● Consigne 1:
Répondez aux questions suivantes à partir du texte sur Dead Rising :
(a) Quelles sont les deux options offertes au joueur lorsqu'il meurt ?
(b) Combien d'heures, fictives, compte le jeu ?
(c) Que manque le joueur s'il laisse passer le C.A.S de 11h30 ?
● Consigne 2: Donnez la suite du texte sur Dead Rising à partir de sa dernière phrase.

● Extrait du texte:
=======
To save or not to save.

C’est ici, sur ce point, que le jeu divise. Les puristes, hardcore gamer et adorateurs du « j’en chie mais c’est trop bon » vont prendre leurs pieds sur Dead Rising, les autres abandonneront le jeu dès le troisième « Vous êtes mort ». Car ouais, quand vous mourrez, vous aurez un choix à faire : soit charger jusqu’au dernier point de sauvegarde (et croyez moi, les points de sauvegarde sont TRES rares) soit vous sauvegardez et vous recommencez…depuis le début. Mais avec vos upgrade, vos nouveaux talents et votre niveau, c’est déjà ça et ça facilite la nouvelle progression. Parfois le choix s’avèreras cornélien, car si votre dernière sauvegardes date d’il y a 6 heures…un système de puriste je vous dis, du pur beat’m all pour nostalgique de l’ancien temps, ce temps ou la sauvegarde n’existait même pas. Estimez vous heureux , bande de mildiou.

 

Vous êtes un C.A.S.

Un C.A.S, c’est un événement fixé dans le temps des 72 (fausses) heures que compte le jeu. Je vous rappelle que Frank n’auras que trois jours pour élucider le mystère qui plane autour de cette mort ambulante. C’est grâce aux C.A.S que vous arriverez à dénouer ce paquet de nœuds. Si vous loupez le C.A.S de 11h30 par exemple, et bien il n’y en auras plus un seul et vous louperez tout le côté scénarisé du jeu. Vous pourrez alors soit charger à la dernière sauvegarde, soit continuer votre bonhomme de chemin en ne faisant que trucider du Zombies à la pelle, massacrer des psychopathes et sauver ces couillons de survivants. Couillon est le mot…

 

Hihihi, je m’es perdu !
=======
● Liste fournie:
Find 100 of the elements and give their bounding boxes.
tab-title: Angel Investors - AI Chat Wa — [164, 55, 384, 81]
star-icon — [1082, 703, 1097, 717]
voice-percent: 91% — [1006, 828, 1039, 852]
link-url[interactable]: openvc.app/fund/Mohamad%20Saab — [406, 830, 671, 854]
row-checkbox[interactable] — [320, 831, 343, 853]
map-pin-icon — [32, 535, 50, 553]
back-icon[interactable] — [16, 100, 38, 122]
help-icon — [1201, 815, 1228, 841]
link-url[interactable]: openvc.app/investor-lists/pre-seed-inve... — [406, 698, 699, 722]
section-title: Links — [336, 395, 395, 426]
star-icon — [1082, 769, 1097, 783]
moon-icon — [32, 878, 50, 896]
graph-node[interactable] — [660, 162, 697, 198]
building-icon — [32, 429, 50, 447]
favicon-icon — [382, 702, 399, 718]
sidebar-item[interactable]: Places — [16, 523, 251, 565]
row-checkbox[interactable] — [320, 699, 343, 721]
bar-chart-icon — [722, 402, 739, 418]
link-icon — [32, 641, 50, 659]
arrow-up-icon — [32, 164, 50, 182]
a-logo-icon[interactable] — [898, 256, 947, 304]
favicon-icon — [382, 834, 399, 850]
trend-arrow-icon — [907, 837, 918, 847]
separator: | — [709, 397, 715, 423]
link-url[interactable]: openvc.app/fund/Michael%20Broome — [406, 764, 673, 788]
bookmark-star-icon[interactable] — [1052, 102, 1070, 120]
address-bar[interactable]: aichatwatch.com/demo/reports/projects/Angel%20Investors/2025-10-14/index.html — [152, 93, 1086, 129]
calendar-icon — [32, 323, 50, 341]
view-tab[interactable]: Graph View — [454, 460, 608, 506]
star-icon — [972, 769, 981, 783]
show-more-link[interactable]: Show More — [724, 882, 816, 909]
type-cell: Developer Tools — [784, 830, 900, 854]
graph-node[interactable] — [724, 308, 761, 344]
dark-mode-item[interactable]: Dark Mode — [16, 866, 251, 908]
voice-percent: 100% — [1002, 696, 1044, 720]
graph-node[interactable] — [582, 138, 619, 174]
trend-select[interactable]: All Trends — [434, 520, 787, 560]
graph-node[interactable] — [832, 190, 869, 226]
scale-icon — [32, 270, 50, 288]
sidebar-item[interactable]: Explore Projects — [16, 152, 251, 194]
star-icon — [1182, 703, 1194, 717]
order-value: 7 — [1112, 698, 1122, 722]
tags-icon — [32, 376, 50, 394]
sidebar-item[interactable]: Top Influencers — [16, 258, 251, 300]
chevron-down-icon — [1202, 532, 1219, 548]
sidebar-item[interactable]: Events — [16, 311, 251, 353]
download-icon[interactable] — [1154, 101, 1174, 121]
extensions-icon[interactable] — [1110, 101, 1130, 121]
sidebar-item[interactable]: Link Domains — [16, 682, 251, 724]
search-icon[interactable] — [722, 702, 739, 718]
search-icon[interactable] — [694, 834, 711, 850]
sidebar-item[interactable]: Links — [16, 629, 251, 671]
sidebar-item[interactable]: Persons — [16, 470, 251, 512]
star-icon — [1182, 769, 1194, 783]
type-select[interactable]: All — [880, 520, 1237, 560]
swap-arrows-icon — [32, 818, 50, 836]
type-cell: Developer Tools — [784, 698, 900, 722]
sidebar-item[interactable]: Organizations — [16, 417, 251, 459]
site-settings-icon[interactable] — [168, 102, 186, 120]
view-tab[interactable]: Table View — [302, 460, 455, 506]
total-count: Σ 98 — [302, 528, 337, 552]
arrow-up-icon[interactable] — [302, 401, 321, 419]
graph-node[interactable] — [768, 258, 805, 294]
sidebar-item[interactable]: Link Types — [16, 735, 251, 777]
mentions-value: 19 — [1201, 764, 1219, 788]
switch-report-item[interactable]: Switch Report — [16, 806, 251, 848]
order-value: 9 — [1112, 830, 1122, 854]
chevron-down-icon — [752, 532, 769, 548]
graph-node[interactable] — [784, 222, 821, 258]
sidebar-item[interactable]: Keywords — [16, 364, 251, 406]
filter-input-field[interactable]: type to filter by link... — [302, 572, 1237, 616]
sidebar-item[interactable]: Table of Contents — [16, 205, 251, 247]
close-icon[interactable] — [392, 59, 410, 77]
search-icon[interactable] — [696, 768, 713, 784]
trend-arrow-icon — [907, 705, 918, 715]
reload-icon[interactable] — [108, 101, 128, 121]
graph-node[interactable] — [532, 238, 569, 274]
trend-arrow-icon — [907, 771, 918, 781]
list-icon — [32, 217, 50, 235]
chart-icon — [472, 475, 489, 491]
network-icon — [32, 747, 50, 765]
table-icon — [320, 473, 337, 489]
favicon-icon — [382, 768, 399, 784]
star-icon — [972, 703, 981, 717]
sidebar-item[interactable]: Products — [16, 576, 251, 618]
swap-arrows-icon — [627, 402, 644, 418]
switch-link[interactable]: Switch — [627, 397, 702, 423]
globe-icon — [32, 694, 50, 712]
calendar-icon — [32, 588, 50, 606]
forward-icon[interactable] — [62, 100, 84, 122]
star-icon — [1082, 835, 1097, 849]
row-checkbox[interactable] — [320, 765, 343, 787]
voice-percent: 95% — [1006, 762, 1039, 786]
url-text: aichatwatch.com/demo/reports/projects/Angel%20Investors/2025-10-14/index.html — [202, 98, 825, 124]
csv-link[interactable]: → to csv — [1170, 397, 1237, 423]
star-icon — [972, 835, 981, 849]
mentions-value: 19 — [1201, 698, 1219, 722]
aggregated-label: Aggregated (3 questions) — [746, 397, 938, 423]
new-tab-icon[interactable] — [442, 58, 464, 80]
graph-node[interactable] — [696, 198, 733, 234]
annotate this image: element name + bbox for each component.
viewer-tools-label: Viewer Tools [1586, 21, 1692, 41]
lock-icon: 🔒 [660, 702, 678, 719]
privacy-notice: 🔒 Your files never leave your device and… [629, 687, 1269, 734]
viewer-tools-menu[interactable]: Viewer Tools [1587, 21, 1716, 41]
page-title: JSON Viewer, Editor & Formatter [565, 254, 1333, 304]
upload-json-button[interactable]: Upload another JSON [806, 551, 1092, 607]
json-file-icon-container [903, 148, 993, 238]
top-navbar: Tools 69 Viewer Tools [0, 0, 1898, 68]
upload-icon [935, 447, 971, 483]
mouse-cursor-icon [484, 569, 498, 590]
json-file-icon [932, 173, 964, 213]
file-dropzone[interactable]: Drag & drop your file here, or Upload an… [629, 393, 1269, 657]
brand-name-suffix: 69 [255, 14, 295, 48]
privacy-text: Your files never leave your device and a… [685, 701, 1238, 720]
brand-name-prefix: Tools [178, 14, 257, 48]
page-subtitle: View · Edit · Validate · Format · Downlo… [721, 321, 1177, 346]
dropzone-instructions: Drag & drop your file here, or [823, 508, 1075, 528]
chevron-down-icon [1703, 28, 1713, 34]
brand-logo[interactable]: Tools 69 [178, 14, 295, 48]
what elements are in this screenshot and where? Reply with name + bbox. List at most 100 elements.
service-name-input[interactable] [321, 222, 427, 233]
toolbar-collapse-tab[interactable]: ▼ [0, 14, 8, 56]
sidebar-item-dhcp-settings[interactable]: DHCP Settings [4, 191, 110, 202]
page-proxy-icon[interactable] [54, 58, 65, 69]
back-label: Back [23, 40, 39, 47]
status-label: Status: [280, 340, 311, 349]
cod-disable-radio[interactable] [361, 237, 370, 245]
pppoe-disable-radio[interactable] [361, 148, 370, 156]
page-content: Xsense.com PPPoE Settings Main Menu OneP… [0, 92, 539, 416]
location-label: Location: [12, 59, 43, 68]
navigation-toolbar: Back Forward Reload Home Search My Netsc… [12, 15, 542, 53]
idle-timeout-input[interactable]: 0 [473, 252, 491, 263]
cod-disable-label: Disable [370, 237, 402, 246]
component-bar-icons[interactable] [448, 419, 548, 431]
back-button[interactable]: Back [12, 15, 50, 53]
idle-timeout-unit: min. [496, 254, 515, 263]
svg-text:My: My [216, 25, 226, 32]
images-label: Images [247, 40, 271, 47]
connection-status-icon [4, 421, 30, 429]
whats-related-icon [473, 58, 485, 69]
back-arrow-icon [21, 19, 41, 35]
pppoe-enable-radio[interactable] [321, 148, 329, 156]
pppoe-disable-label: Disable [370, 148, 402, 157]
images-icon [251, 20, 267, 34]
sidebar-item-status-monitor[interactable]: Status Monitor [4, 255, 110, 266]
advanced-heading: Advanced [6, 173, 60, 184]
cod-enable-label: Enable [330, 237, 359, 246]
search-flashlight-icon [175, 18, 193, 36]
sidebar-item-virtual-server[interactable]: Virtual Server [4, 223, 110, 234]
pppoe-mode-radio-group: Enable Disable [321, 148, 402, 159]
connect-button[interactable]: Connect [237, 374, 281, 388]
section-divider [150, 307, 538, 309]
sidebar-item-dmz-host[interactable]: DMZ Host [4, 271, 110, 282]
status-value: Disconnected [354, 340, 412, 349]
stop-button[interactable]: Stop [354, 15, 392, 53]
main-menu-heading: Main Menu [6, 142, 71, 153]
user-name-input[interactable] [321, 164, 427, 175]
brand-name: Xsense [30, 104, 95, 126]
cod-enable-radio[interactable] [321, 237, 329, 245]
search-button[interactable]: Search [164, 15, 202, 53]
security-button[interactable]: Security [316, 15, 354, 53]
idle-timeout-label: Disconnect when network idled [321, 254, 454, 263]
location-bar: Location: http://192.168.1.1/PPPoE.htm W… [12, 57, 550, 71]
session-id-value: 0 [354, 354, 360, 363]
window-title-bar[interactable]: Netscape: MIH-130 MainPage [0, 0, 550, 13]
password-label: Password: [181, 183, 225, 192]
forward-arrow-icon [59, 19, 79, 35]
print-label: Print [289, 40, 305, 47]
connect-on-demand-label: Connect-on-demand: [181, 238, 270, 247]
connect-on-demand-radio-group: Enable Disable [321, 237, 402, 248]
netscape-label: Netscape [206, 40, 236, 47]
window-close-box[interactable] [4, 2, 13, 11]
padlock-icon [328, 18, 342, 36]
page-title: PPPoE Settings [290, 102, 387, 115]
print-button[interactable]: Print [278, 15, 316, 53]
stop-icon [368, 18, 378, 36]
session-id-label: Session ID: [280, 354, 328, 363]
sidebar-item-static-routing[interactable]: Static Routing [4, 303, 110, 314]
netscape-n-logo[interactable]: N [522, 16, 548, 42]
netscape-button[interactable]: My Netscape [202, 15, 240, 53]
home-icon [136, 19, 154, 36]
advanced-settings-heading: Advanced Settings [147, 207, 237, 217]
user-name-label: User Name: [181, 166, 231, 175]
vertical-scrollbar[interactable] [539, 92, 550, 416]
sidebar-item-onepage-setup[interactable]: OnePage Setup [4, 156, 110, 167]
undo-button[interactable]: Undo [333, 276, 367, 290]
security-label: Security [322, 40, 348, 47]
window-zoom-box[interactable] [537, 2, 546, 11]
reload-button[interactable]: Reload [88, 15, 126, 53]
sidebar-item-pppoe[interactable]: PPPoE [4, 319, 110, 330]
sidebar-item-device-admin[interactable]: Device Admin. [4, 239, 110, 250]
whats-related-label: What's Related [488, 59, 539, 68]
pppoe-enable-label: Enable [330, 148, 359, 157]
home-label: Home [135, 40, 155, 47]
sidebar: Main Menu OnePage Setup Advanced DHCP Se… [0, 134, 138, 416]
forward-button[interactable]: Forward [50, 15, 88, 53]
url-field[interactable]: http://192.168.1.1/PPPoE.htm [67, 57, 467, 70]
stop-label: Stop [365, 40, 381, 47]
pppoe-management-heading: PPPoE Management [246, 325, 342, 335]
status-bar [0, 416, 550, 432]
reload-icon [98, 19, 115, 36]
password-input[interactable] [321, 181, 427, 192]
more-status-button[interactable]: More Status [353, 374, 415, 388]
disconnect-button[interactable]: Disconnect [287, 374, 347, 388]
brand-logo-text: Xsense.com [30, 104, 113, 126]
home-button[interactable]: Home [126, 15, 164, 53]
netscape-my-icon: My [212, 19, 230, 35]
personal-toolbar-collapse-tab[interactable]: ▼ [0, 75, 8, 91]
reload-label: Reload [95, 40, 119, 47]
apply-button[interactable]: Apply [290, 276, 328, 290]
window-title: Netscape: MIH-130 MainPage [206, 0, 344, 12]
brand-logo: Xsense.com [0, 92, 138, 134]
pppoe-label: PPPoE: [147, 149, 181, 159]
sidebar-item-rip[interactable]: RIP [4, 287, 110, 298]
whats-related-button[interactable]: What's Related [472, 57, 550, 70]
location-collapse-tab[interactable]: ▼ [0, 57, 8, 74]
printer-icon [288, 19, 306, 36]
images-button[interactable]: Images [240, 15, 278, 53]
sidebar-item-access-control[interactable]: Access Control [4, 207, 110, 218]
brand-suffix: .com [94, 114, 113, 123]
=======
● Réponse 1:
(a) Charger la partie jusqu'au dernier point de sauvegarde, ou sauvegarder et recommencer depuis le début en conservant ses upgrades, ses nouveaux talents et son niveau.
(b) 72 heures, soit trois jours.
(c) Tout le côté scénarisé du jeu.

● Réponse 2:
Parlons-en en détail de ces survivants. Non content d’être très nombreux (au moins plus de cinquante personne à sauver), ces andouilles sont aussi très très stupide…autant on comprends que les Zombies soit presque dénués d’intelligence artificielle de par leur état physique, autant pour les survivant on se demande si on devrait pas les laisser crever pour avoir la paix…Escorter un banc d’huîtres ne serait pas plus simple. Pour qu’un survivant vous suive, c’est déjà la galère, alors imaginez quand vous en avez six ou huit derrière vous, et une horde de Zombies prêt à en découdre devant…ca devient vite alors infernal de s’occuper de tout ces abrutis qui se font piéger, bouffer, encercler par des morts. Et comme seul défense, ces andouilles bousculent tout le monde sur leur passage, y compris vous-même, même si vous êtes en train de couper en deux un revenants un peu trop collant. Heureusement il seras possible de leur donner armes ou nourriture (présente un peu partout sous différentes forme, allant du jus de fruit à la Pizza à faire réchauffer soi-même), ou à les épauler, leur donner la main (uniquement pour les femmes) voir à les porter (pour les blessés et les vieux).

Parfois rageant, surtout lorsque on lit en gros et en rouge "UNTEL A SUCCOMBE", le sauvetage de survivants, une fois réussi n’en reste pas moins jouissif, de par la tâche accomplie et de l’effort fourni pour y parvenir. Je vous assure que l’on se sent ultra-fier après avoir fini une escorte de six personnes. Attention toutefois à garder un œil sur la montre, l’escorte de couillons est le meilleur moyen pour louper un C.A.S.

 

 

Inutile d’en remettre une couche, vous aurez bien évidemment compris que ce jeu est un hit en surpuissance ludo-numérique. Pas pour tout le monde, mais surpuissant quand même. Dessouder les Zombies par centaines est un exercice hautement agréable. Capcom a pris des risques de sortir un tel jeu, et les joueurs ne les remercieront jamais assez de l’avoir pris.